Search the listing for the string "проведению" and copy every line that contains it.

● **Extracted entries**:
▼
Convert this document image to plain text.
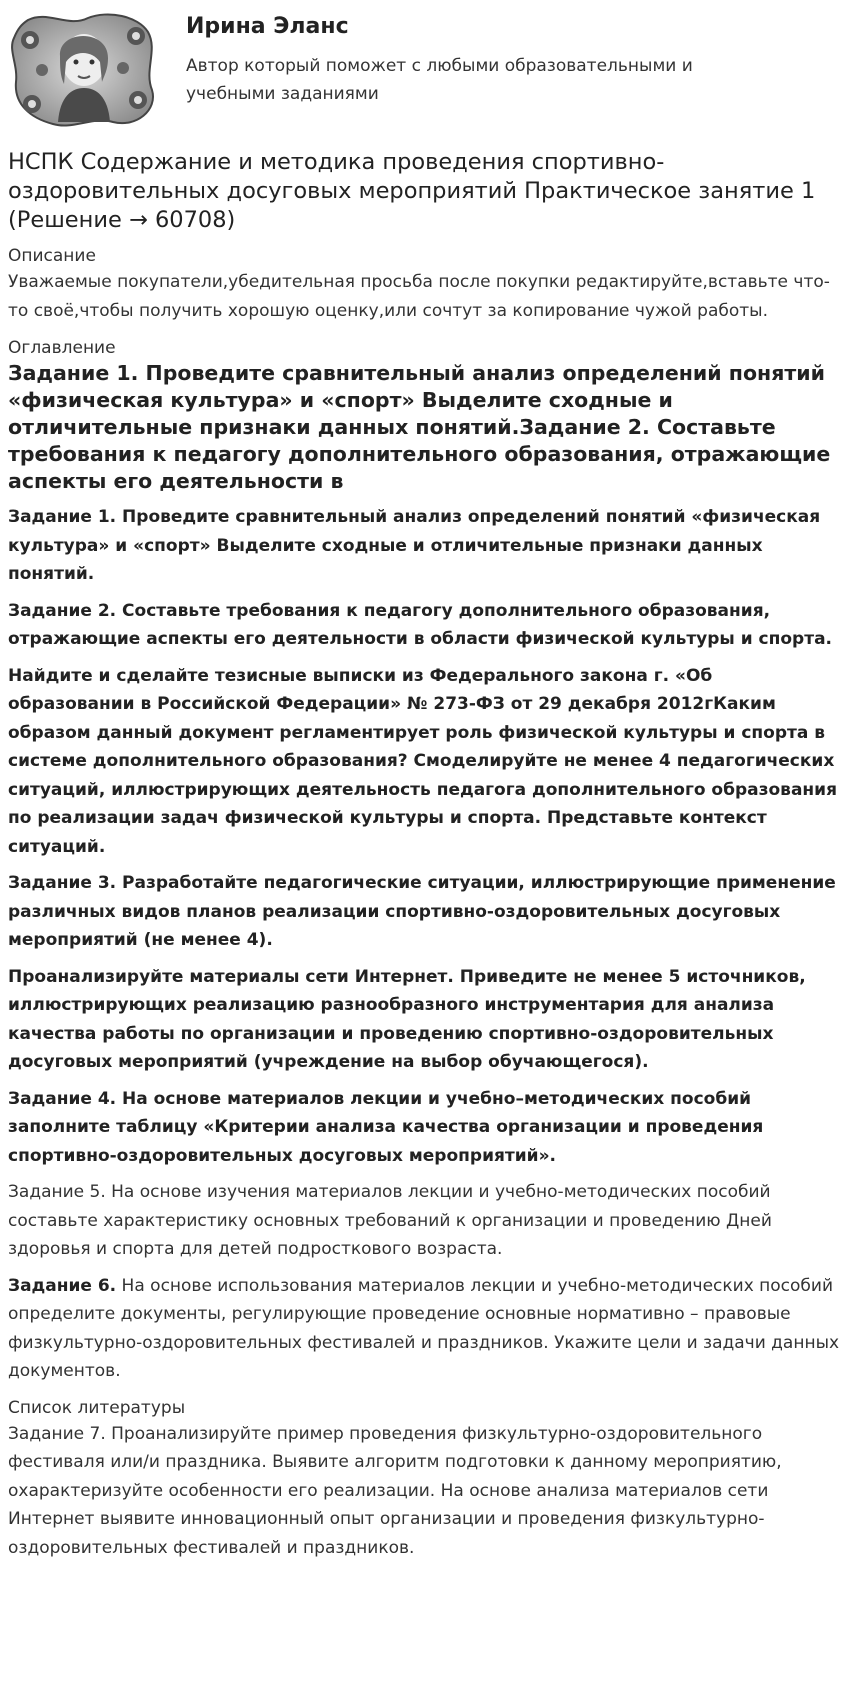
Ирина Эланс
Автор который поможет с любыми образовательными и учебными заданиями
НСПК Содержание и методика проведения спортивно-оздоровительных досуговых мероприятий Практическое занятие 1 (Решение → 60708)
Описание
Уважаемые покупатели,убедительная просьба после покупки редактируйте,вставьте что-то своё,чтобы получить хорошую оценку,или сочтут за копирование чужой работы.
Оглавление
Задание 1. Проведите сравнительный анализ определений понятий «физическая культура» и «спорт» Выделите сходные и отличительные признаки данных понятий.Задание 2. Составьте требования к педагогу дополнительного образования, отражающие аспекты его деятельности в
Задание 1. Проведите сравнительный анализ определений понятий «физическая культура» и «спорт» Выделите сходные и отличительные признаки данных понятий.
Задание 2. Составьте требования к педагогу дополнительного образования, отражающие аспекты его деятельности в области физической культуры и спорта.
Найдите и сделайте тезисные выписки из Федерального закона г. «Об образовании в Российской Федерации» № 273-ФЗ от 29 декабря 2012гКаким образом данный документ регламентирует роль физической культуры и спорта в системе дополнительного образования? Смоделируйте не менее 4 педагогических ситуаций, иллюстрирующих деятельность педагога дополнительного образования по реализации задач физической культуры и спорта. Представьте контекст ситуаций.
Задание 3. Разработайте педагогические ситуации, иллюстрирующие применение различных видов планов реализации спортивно-оздоровительных досуговых мероприятий (не менее 4).
Проанализируйте материалы сети Интернет. Приведите не менее 5 источников, иллюстрирующих реализацию разнообразного инструментария для анализа качества работы по организации и проведению спортивно-оздоровительных досуговых мероприятий (учреждение на выбор обучающегося).
Задание 4. На основе материалов лекции и учебно–методических пособий заполните таблицу «Критерии анализа качества организации и проведения спортивно-оздоровительных досуговых мероприятий».
Задание 5. На основе изучения материалов лекции и учебно-методических пособий составьте характеристику основных требований к организации и проведению Дней здоровья и спорта для детей подросткового возраста.
Задание 6. На основе использования материалов лекции и учебно-методических пособий определите документы, регулирующие проведение основные нормативно – правовые физкультурно-оздоровительных фестивалей и праздников. Укажите цели и задачи данных документов.
Список литературы
Задание 7. Проанализируйте пример проведения физкультурно-оздоровительного фестиваля или/и праздника. Выявите алгоритм подготовки к данному мероприятию, охарактеризуйте особенности его реализации. На основе анализа материалов сети Интернет выявите инновационный опыт организации и проведения физкультурно-оздоровительных фестивалей и праздников.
▲
● **Final result**:
Проанализируйте материалы сети Интернет. Приведите не менее 5 источников, иллюстрирующих реализацию разнообразного инструментария для анализа качества работы по организации и проведению спортивно-оздоровительных досуговых мероприятий (учреждение на выбор обучающегося).
Задание 5. На основе изучения материалов лекции и учебно-методических пособий составьте характеристику основных требований к организации и проведению Дней здоровья и спорта для детей подросткового возраста.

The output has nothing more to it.